§ Exercise prompt
Each entry below is to be transcribed exactly.
------------------------------
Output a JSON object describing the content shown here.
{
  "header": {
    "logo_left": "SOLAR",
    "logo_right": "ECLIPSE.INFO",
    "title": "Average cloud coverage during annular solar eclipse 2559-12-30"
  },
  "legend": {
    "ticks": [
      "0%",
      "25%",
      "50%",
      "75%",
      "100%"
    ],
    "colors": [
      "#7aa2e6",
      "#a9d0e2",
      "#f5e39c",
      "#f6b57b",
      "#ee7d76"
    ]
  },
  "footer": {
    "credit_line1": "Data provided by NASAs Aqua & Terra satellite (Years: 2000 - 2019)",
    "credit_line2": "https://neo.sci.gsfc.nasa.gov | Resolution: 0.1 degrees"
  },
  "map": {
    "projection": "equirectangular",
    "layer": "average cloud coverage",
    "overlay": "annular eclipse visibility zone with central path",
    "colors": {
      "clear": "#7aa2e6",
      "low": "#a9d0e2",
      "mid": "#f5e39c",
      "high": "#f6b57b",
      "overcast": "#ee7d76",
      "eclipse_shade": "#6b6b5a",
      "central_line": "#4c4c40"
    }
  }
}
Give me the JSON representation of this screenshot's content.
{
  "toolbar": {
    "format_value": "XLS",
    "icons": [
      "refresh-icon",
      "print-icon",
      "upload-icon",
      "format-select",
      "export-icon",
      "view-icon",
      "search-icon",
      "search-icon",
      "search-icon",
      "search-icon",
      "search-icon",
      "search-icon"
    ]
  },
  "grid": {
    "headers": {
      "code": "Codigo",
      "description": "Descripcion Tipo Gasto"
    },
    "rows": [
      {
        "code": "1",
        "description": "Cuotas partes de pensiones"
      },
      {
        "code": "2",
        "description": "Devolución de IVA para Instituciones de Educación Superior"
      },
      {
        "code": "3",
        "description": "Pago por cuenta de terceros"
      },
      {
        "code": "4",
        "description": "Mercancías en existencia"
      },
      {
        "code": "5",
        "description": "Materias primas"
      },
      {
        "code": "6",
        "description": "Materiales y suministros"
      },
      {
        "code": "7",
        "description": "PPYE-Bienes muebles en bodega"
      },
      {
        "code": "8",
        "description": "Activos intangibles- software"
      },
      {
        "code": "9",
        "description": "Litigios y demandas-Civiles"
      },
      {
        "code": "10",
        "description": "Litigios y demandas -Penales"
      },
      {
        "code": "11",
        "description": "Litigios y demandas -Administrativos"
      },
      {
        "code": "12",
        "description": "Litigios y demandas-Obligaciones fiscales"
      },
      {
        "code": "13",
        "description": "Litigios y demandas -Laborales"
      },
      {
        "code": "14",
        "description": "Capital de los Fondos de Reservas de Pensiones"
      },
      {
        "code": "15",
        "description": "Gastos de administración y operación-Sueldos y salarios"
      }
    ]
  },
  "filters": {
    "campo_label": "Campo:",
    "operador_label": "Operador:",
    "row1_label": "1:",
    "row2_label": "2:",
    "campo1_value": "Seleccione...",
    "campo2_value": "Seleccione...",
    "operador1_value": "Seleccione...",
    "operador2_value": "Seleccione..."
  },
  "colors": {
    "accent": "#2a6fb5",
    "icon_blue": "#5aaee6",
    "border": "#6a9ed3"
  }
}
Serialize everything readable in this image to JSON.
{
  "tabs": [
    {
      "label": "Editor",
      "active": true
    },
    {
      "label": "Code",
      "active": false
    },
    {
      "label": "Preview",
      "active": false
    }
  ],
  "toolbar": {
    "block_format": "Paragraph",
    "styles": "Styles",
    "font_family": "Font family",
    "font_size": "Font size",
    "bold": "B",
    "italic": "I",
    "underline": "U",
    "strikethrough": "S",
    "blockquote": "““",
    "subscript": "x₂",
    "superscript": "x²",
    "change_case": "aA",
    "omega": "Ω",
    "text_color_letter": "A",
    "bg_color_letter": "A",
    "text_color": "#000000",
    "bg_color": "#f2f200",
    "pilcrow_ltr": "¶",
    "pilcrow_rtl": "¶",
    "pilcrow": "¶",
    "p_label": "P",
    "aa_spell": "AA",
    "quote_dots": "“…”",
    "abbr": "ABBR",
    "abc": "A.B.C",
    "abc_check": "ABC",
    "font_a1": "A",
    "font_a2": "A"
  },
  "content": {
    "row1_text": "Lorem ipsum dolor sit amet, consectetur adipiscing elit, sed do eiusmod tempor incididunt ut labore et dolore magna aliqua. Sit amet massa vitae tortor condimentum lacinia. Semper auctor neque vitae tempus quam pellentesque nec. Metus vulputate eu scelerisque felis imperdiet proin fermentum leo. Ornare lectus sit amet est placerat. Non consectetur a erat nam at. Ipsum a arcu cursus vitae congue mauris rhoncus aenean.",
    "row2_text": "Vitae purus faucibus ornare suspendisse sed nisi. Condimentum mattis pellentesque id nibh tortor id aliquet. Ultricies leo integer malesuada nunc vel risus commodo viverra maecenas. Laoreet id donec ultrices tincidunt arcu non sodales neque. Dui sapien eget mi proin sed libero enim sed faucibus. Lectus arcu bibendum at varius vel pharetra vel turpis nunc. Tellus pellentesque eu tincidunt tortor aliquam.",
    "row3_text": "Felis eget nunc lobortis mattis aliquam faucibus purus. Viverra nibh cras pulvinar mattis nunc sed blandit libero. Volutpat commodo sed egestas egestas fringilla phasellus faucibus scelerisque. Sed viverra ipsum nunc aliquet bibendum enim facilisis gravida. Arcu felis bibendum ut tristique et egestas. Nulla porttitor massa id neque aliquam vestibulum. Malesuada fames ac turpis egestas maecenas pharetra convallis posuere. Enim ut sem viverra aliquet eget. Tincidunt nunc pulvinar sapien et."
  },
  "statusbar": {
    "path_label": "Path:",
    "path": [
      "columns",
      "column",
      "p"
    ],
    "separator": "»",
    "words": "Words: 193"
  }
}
------------------------------
§ Task output
Output a JSON object describing the content shown here.
{
  "header": {
    "logo_left": "SOLAR",
    "logo_right": "ECLIPSE.INFO",
    "title": "Average cloud coverage during annular solar eclipse 2559-12-30"
  },
  "legend": {
    "ticks": [
      "0%",
      "25%",
      "50%",
      "75%",
      "100%"
    ],
    "colors": [
      "#7aa2e6",
      "#a9d0e2",
      "#f5e39c",
      "#f6b57b",
      "#ee7d76"
    ]
  },
  "footer": {
    "credit_line1": "Data provided by NASAs Aqua & Terra satellite (Years: 2000 - 2019)",
    "credit_line2": "https://neo.sci.gsfc.nasa.gov | Resolution: 0.1 degrees"
  },
  "map": {
    "projection": "equirectangular",
    "layer": "average cloud coverage",
    "overlay": "annular eclipse visibility zone with central path",
    "colors": {
      "clear": "#7aa2e6",
      "low": "#a9d0e2",
      "mid": "#f5e39c",
      "high": "#f6b57b",
      "overcast": "#ee7d76",
      "eclipse_shade": "#6b6b5a",
      "central_line": "#4c4c40"
    }
  }
}
Give me the JSON representation of this screenshot's content.
{
  "toolbar": {
    "format_value": "XLS",
    "icons": [
      "refresh-icon",
      "print-icon",
      "upload-icon",
      "format-select",
      "export-icon",
      "view-icon",
      "search-icon",
      "search-icon",
      "search-icon",
      "search-icon",
      "search-icon",
      "search-icon"
    ]
  },
  "grid": {
    "headers": {
      "code": "Codigo",
      "description": "Descripcion Tipo Gasto"
    },
    "rows": [
      {
        "code": "1",
        "description": "Cuotas partes de pensiones"
      },
      {
        "code": "2",
        "description": "Devolución de IVA para Instituciones de Educación Superior"
      },
      {
        "code": "3",
        "description": "Pago por cuenta de terceros"
      },
      {
        "code": "4",
        "description": "Mercancías en existencia"
      },
      {
        "code": "5",
        "description": "Materias primas"
      },
      {
        "code": "6",
        "description": "Materiales y suministros"
      },
      {
        "code": "7",
        "description": "PPYE-Bienes muebles en bodega"
      },
      {
        "code": "8",
        "description": "Activos intangibles- software"
      },
      {
        "code": "9",
        "description": "Litigios y demandas-Civiles"
      },
      {
        "code": "10",
        "description": "Litigios y demandas -Penales"
      },
      {
        "code": "11",
        "description": "Litigios y demandas -Administrativos"
      },
      {
        "code": "12",
        "description": "Litigios y demandas-Obligaciones fiscales"
      },
      {
        "code": "13",
        "description": "Litigios y demandas -Laborales"
      },
      {
        "code": "14",
        "description": "Capital de los Fondos de Reservas de Pensiones"
      },
      {
        "code": "15",
        "description": "Gastos de administración y operación-Sueldos y salarios"
      }
    ]
  },
  "filters": {
    "campo_label": "Campo:",
    "operador_label": "Operador:",
    "row1_label": "1:",
    "row2_label": "2:",
    "campo1_value": "Seleccione...",
    "campo2_value": "Seleccione...",
    "operador1_value": "Seleccione...",
    "operador2_value": "Seleccione..."
  },
  "colors": {
    "accent": "#2a6fb5",
    "icon_blue": "#5aaee6",
    "border": "#6a9ed3"
  }
}
Serialize everything readable in this image to JSON.
{
  "tabs": [
    {
      "label": "Editor",
      "active": true
    },
    {
      "label": "Code",
      "active": false
    },
    {
      "label": "Preview",
      "active": false
    }
  ],
  "toolbar": {
    "block_format": "Paragraph",
    "styles": "Styles",
    "font_family": "Font family",
    "font_size": "Font size",
    "bold": "B",
    "italic": "I",
    "underline": "U",
    "strikethrough": "S",
    "blockquote": "““",
    "subscript": "x₂",
    "superscript": "x²",
    "change_case": "aA",
    "omega": "Ω",
    "text_color_letter": "A",
    "bg_color_letter": "A",
    "text_color": "#000000",
    "bg_color": "#f2f200",
    "pilcrow_ltr": "¶",
    "pilcrow_rtl": "¶",
    "pilcrow": "¶",
    "p_label": "P",
    "aa_spell": "AA",
    "quote_dots": "“…”",
    "abbr": "ABBR",
    "abc": "A.B.C",
    "abc_check": "ABC",
    "font_a1": "A",
    "font_a2": "A"
  },
  "content": {
    "row1_text": "Lorem ipsum dolor sit amet, consectetur adipiscing elit, sed do eiusmod tempor incididunt ut labore et dolore magna aliqua. Sit amet massa vitae tortor condimentum lacinia. Semper auctor neque vitae tempus quam pellentesque nec. Metus vulputate eu scelerisque felis imperdiet proin fermentum leo. Ornare lectus sit amet est placerat. Non consectetur a erat nam at. Ipsum a arcu cursus vitae congue mauris rhoncus aenean.",
    "row2_text": "Vitae purus faucibus ornare suspendisse sed nisi. Condimentum mattis pellentesque id nibh tortor id aliquet. Ultricies leo integer malesuada nunc vel risus commodo viverra maecenas. Laoreet id donec ultrices tincidunt arcu non sodales neque. Dui sapien eget mi proin sed libero enim sed faucibus. Lectus arcu bibendum at varius vel pharetra vel turpis nunc. Tellus pellentesque eu tincidunt tortor aliquam.",
    "row3_text": "Felis eget nunc lobortis mattis aliquam faucibus purus. Viverra nibh cras pulvinar mattis nunc sed blandit libero. Volutpat commodo sed egestas egestas fringilla phasellus faucibus scelerisque. Sed viverra ipsum nunc aliquet bibendum enim facilisis gravida. Arcu felis bibendum ut tristique et egestas. Nulla porttitor massa id neque aliquam vestibulum. Malesuada fames ac turpis egestas maecenas pharetra convallis posuere. Enim ut sem viverra aliquet eget. Tincidunt nunc pulvinar sapien et."
  },
  "statusbar": {
    "path_label": "Path:",
    "path": [
      "columns",
      "column",
      "p"
    ],
    "separator": "»",
    "words": "Words: 193"
  }
}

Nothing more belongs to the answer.